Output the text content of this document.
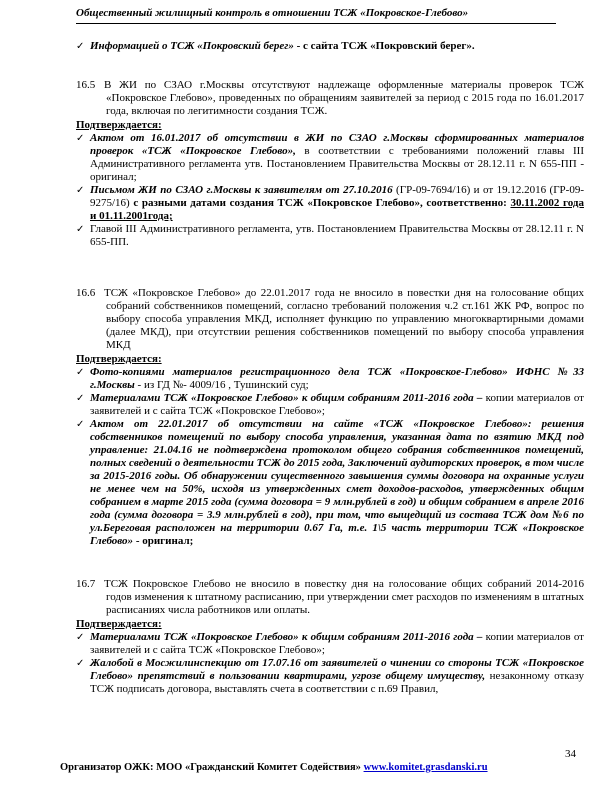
Общественный жилищный контроль в отношении ТСЖ «Покровское-Глебово»
✓ Информацией о ТСЖ «Покровский берег» - с сайта ТСЖ «Покровский берег».
16.5 В ЖИ по СЗАО г.Москвы отсутствуют надлежаще оформленные материалы проверок ТСЖ «Покровское Глебово», проведенных по обращениям заявителей за период с 2015 года по 16.01.2017 года, включая по легитимности создания ТСЖ.
Подтверждается:
✓ Актом от 16.01.2017 об отсутствии в ЖИ по СЗАО г.Москвы сформированных материалов проверок «ТСЖ «Покровское Глебово», в соответствии с требованиями положений главы III Административного регламента утв. Постановлением Правительства Москвы от 28.12.11 г. N 655-ПП - оригинал;
✓ Письмом ЖИ по СЗАО г.Москвы к заявителям от 27.10.2016 (ГР-09-7694/16) и от 19.12.2016 (ГР-09-9275/16) с разными датами создания ТСЖ «Покровское Глебово», соответственно: 30.11.2002 года и 01.11.2001года;
✓ Главой III Административного регламента, утв. Постановлением Правительства Москвы от 28.12.11 г. N 655-ПП.
16.6 ТСЖ «Покровское Глебово» до 22.01.2017 года не вносило в повестки дня на голосование общих собраний собственников помещений, согласно требований положения ч.2 ст.161 ЖК РФ, вопрос по выбору способа управления МКД, исполняет функцию по управлению многоквартирными домами (далее МКД), при отсутствии решения собственников помещений по выбору способа управления МКД
Подтверждается:
✓ Фото-копиями материалов регистрационного дела ТСЖ «Покровское-Глебово» ИФНС №33 г.Москвы - из ГД №- 4009/16 , Тушинский суд;
✓ Материалами ТСЖ «Покровское Глебово» к общим собраниям 2011-2016 года – копии материалов от заявителей и с сайта ТСЖ «Покровское Глебово»;
✓ Актом от 22.01.2017 об отсутствии на сайте «ТСЖ «Покровское Глебово»: решения собственников помещений по выбору способа управления, указанная дата по взятию МКД под управление: 21.04.16 не подтверждена протоколом общего собрания собственников помещений, полных сведений о деятельности ТСЖ до 2015 года, Заключений аудиторских проверок, в том числе за 2015-2016 годы. Об обнаружении существенного завышения суммы договора на охранные услуги не менее чем на 50%, исходя из утвержденных смет доходов-расходов, утвержденных общим собранием в марте 2015 года (сумма договора = 9 млн.рублей в год) и общим собранием в апреле 2016 года (сумма договора = 3.9 млн.рублей в год), при том, что выщедщий из состава ТСЖ дом №6 по ул.Береговая расположен на территории 0.67 Га, т.е. 1\5 часть территории ТСЖ «Покровское Глебово» - оригинал;
16.7 ТСЖ Покровское Глебово не вносило в повестку дня на голосование общих собраний 2014-2016 годов изменения к штатному расписанию, при утверждении смет расходов по изменениям в штатных расписаниях числа работников или оплаты.
Подтверждается:
✓ Материалами ТСЖ «Покровское Глебово» к общим собраниям 2011-2016 года – копии материалов от заявителей и с сайта ТСЖ «Покровское Глебово»;
✓ Жалобой в Мосжилинспекцию от 17.07.16 от заявителей о чинении со стороны ТСЖ «Покровское Глебово» препятствий в пользовании квартирами, угрозе общему имуществу, незаконному отказу ТСЖ подписать договора, выставлять счета в соответствии с п.69 Правил,
34
Организатор ОЖК: МОО «Гражданский Комитет Содействия» www.komitet.grasdanski.ru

→ **The problem**:
Make an exact copy of the data, leaving its pictures out.

→ **Expected output**:
Output the text content of this document.
Общественный жилищный контроль в отношении ТСЖ «Покровское-Глебово»
✓ Информацией о ТСЖ «Покровский берег» - с сайта ТСЖ «Покровский берег».
16.5 В ЖИ по СЗАО г.Москвы отсутствуют надлежаще оформленные материалы проверок ТСЖ «Покровское Глебово», проведенных по обращениям заявителей за период с 2015 года по 16.01.2017 года, включая по легитимности создания ТСЖ.
Подтверждается:
✓ Актом от 16.01.2017 об отсутствии в ЖИ по СЗАО г.Москвы сформированных материалов проверок «ТСЖ «Покровское Глебово», в соответствии с требованиями положений главы III Административного регламента утв. Постановлением Правительства Москвы от 28.12.11 г. N 655-ПП - оригинал;
✓ Письмом ЖИ по СЗАО г.Москвы к заявителям от 27.10.2016 (ГР-09-7694/16) и от 19.12.2016 (ГР-09-9275/16) с разными датами создания ТСЖ «Покровское Глебово», соответственно: 30.11.2002 года и 01.11.2001года;
✓ Главой III Административного регламента, утв. Постановлением Правительства Москвы от 28.12.11 г. N 655-ПП.
16.6 ТСЖ «Покровское Глебово» до 22.01.2017 года не вносило в повестки дня на голосование общих собраний собственников помещений, согласно требований положения ч.2 ст.161 ЖК РФ, вопрос по выбору способа управления МКД, исполняет функцию по управлению многоквартирными домами (далее МКД), при отсутствии решения собственников помещений по выбору способа управления МКД
Подтверждается:
✓ Фото-копиями материалов регистрационного дела ТСЖ «Покровское-Глебово» ИФНС №33 г.Москвы - из ГД №- 4009/16 , Тушинский суд;
✓ Материалами ТСЖ «Покровское Глебово» к общим собраниям 2011-2016 года – копии материалов от заявителей и с сайта ТСЖ «Покровское Глебово»;
✓ Актом от 22.01.2017 об отсутствии на сайте «ТСЖ «Покровское Глебово»: решения собственников помещений по выбору способа управления, указанная дата по взятию МКД под управление: 21.04.16 не подтверждена протоколом общего собрания собственников помещений, полных сведений о деятельности ТСЖ до 2015 года, Заключений аудиторских проверок, в том числе за 2015-2016 годы. Об обнаружении существенного завышения суммы договора на охранные услуги не менее чем на 50%, исходя из утвержденных смет доходов-расходов, утвержденных общим собранием в марте 2015 года (сумма договора = 9 млн.рублей в год) и общим собранием в апреле 2016 года (сумма договора = 3.9 млн.рублей в год), при том, что выщедщий из состава ТСЖ дом №6 по ул.Береговая расположен на территории 0.67 Га, т.е. 1\5 часть территории ТСЖ «Покровское Глебово» - оригинал;
16.7 ТСЖ Покровское Глебово не вносило в повестку дня на голосование общих собраний 2014-2016 годов изменения к штатному расписанию, при утверждении смет расходов по изменениям в штатных расписаниях числа работников или оплаты.
Подтверждается:
✓ Материалами ТСЖ «Покровское Глебово» к общим собраниям 2011-2016 года – копии материалов от заявителей и с сайта ТСЖ «Покровское Глебово»;
✓ Жалобой в Мосжилинспекцию от 17.07.16 от заявителей о чинении со стороны ТСЖ «Покровское Глебово» препятствий в пользовании квартирами, угрозе общему имуществу, незаконному отказу ТСЖ подписать договора, выставлять счета в соответствии с п.69 Правил,
34
Организатор ОЖК: МОО «Гражданский Комитет Содействия» www.komitet.grasdanski.ru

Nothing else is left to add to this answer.